Provided records
++++++
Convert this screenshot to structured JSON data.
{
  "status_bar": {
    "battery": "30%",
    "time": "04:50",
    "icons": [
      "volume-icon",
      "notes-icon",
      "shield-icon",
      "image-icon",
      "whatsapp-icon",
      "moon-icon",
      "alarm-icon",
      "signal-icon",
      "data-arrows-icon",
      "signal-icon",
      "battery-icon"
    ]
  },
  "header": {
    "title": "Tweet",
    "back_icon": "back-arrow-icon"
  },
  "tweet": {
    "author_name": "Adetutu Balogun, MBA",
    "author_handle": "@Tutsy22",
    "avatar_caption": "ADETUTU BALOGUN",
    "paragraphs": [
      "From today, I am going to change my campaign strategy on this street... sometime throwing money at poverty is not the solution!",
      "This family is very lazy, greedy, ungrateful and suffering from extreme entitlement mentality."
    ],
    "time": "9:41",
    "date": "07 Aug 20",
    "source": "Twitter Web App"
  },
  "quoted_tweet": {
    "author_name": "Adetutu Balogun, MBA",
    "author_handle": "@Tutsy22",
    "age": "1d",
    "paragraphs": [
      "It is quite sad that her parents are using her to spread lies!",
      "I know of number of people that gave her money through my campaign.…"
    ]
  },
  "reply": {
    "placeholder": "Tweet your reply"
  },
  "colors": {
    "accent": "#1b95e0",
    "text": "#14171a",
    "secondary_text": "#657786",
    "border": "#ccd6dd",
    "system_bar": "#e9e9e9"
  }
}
++++++
Exercise objective
Return the material in full, exactly as shown.

The reply
Convert this screenshot to structured JSON data.
{
  "status_bar": {
    "battery": "30%",
    "time": "04:50",
    "icons": [
      "volume-icon",
      "notes-icon",
      "shield-icon",
      "image-icon",
      "whatsapp-icon",
      "moon-icon",
      "alarm-icon",
      "signal-icon",
      "data-arrows-icon",
      "signal-icon",
      "battery-icon"
    ]
  },
  "header": {
    "title": "Tweet",
    "back_icon": "back-arrow-icon"
  },
  "tweet": {
    "author_name": "Adetutu Balogun, MBA",
    "author_handle": "@Tutsy22",
    "avatar_caption": "ADETUTU BALOGUN",
    "paragraphs": [
      "From today, I am going to change my campaign strategy on this street... sometime throwing money at poverty is not the solution!",
      "This family is very lazy, greedy, ungrateful and suffering from extreme entitlement mentality."
    ],
    "time": "9:41",
    "date": "07 Aug 20",
    "source": "Twitter Web App"
  },
  "quoted_tweet": {
    "author_name": "Adetutu Balogun, MBA",
    "author_handle": "@Tutsy22",
    "age": "1d",
    "paragraphs": [
      "It is quite sad that her parents are using her to spread lies!",
      "I know of number of people that gave her money through my campaign.…"
    ]
  },
  "reply": {
    "placeholder": "Tweet your reply"
  },
  "colors": {
    "accent": "#1b95e0",
    "text": "#14171a",
    "secondary_text": "#657786",
    "border": "#ccd6dd",
    "system_bar": "#e9e9e9"
  }
}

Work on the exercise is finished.